» OBJECTIVE
Go through the data below. Pull out every line that has the word "page".

....

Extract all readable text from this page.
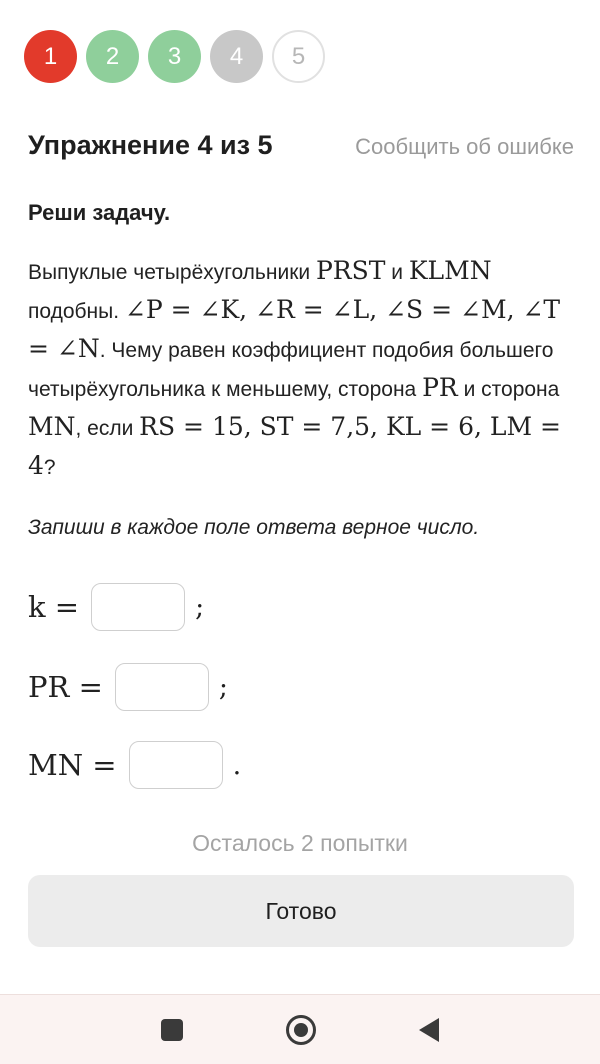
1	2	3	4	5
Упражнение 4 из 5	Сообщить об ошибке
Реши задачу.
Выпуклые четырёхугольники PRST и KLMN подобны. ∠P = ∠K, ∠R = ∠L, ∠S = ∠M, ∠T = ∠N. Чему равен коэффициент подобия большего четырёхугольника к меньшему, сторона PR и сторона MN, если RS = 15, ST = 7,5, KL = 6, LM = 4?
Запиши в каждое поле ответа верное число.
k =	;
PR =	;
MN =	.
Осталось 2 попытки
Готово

....

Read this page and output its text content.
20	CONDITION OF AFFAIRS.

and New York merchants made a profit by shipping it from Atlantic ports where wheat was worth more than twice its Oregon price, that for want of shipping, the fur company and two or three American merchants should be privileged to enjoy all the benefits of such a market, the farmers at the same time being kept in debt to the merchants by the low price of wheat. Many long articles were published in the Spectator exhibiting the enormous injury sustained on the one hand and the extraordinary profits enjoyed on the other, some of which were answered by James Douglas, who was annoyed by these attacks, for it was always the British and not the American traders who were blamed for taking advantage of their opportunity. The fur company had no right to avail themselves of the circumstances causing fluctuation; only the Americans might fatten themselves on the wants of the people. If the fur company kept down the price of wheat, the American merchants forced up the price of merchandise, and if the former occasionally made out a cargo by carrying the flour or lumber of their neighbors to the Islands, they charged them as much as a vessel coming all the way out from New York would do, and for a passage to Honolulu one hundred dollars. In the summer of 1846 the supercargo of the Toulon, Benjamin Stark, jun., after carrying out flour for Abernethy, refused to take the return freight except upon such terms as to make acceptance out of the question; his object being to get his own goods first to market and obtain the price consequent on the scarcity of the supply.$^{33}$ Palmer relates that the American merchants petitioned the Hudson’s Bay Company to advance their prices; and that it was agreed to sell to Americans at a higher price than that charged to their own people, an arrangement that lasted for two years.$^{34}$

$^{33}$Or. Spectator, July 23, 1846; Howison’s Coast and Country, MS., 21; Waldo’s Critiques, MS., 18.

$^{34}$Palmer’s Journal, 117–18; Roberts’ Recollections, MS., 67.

....

» CORRECT RESPONSE
Extract all readable text from this page.
Read this page and output its text content.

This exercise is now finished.